◆ Exercise objective
From the records below, extract all the text exactly and leave the images behind.

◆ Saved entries
# # # # # # #
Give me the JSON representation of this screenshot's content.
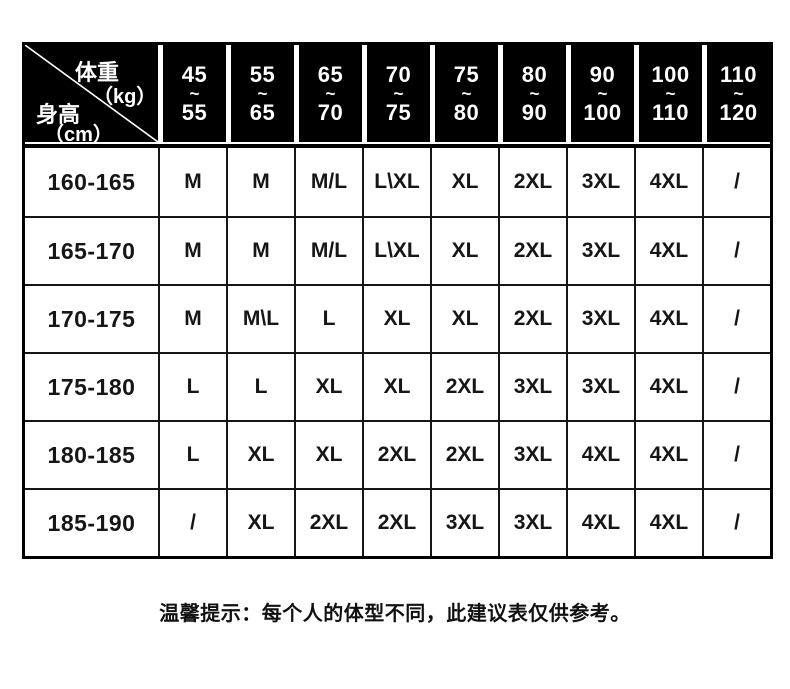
{
  "chart_data": {
    "type": "table",
    "corner": {
      "col_axis_label": "体重",
      "col_axis_unit": "（kg）",
      "row_axis_label": "身高",
      "row_axis_unit": "（cm）"
    },
    "range_separator": "~",
    "weight_ranges": [
      [
        "45",
        "55"
      ],
      [
        "55",
        "65"
      ],
      [
        "65",
        "70"
      ],
      [
        "70",
        "75"
      ],
      [
        "75",
        "80"
      ],
      [
        "80",
        "90"
      ],
      [
        "90",
        "100"
      ],
      [
        "100",
        "110"
      ],
      [
        "110",
        "120"
      ]
    ],
    "rows": [
      {
        "height": "160-165",
        "sizes": [
          "M",
          "M",
          "M/L",
          "L\\XL",
          "XL",
          "2XL",
          "3XL",
          "4XL",
          "/"
        ]
      },
      {
        "height": "165-170",
        "sizes": [
          "M",
          "M",
          "M/L",
          "L\\XL",
          "XL",
          "2XL",
          "3XL",
          "4XL",
          "/"
        ]
      },
      {
        "height": "170-175",
        "sizes": [
          "M",
          "M\\L",
          "L",
          "XL",
          "XL",
          "2XL",
          "3XL",
          "4XL",
          "/"
        ]
      },
      {
        "height": "175-180",
        "sizes": [
          "L",
          "L",
          "XL",
          "XL",
          "2XL",
          "3XL",
          "3XL",
          "4XL",
          "/"
        ]
      },
      {
        "height": "180-185",
        "sizes": [
          "L",
          "XL",
          "XL",
          "2XL",
          "2XL",
          "3XL",
          "4XL",
          "4XL",
          "/"
        ]
      },
      {
        "height": "185-190",
        "sizes": [
          "/",
          "XL",
          "2XL",
          "2XL",
          "3XL",
          "3XL",
          "4XL",
          "4XL",
          "/"
        ]
      }
    ],
    "note": "温馨提示：每个人的体型不同，此建议表仅供参考。"
  },
  "colors": {
    "header_bg": "#000000",
    "header_text": "#ffffff",
    "body_bg": "#ffffff",
    "body_text": "#161616",
    "grid_line": "#161616"
  }
}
# # # # # # #
◆ Completed task
Give me the JSON representation of this screenshot's content.
{
  "chart_data": {
    "type": "table",
    "corner": {
      "col_axis_label": "体重",
      "col_axis_unit": "（kg）",
      "row_axis_label": "身高",
      "row_axis_unit": "（cm）"
    },
    "range_separator": "~",
    "weight_ranges": [
      [
        "45",
        "55"
      ],
      [
        "55",
        "65"
      ],
      [
        "65",
        "70"
      ],
      [
        "70",
        "75"
      ],
      [
        "75",
        "80"
      ],
      [
        "80",
        "90"
      ],
      [
        "90",
        "100"
      ],
      [
        "100",
        "110"
      ],
      [
        "110",
        "120"
      ]
    ],
    "rows": [
      {
        "height": "160-165",
        "sizes": [
          "M",
          "M",
          "M/L",
          "L\\XL",
          "XL",
          "2XL",
          "3XL",
          "4XL",
          "/"
        ]
      },
      {
        "height": "165-170",
        "sizes": [
          "M",
          "M",
          "M/L",
          "L\\XL",
          "XL",
          "2XL",
          "3XL",
          "4XL",
          "/"
        ]
      },
      {
        "height": "170-175",
        "sizes": [
          "M",
          "M\\L",
          "L",
          "XL",
          "XL",
          "2XL",
          "3XL",
          "4XL",
          "/"
        ]
      },
      {
        "height": "175-180",
        "sizes": [
          "L",
          "L",
          "XL",
          "XL",
          "2XL",
          "3XL",
          "3XL",
          "4XL",
          "/"
        ]
      },
      {
        "height": "180-185",
        "sizes": [
          "L",
          "XL",
          "XL",
          "2XL",
          "2XL",
          "3XL",
          "4XL",
          "4XL",
          "/"
        ]
      },
      {
        "height": "185-190",
        "sizes": [
          "/",
          "XL",
          "2XL",
          "2XL",
          "3XL",
          "3XL",
          "4XL",
          "4XL",
          "/"
        ]
      }
    ],
    "note": "温馨提示：每个人的体型不同，此建议表仅供参考。"
  },
  "colors": {
    "header_bg": "#000000",
    "header_text": "#ffffff",
    "body_bg": "#ffffff",
    "body_text": "#161616",
    "grid_line": "#161616"
  }
}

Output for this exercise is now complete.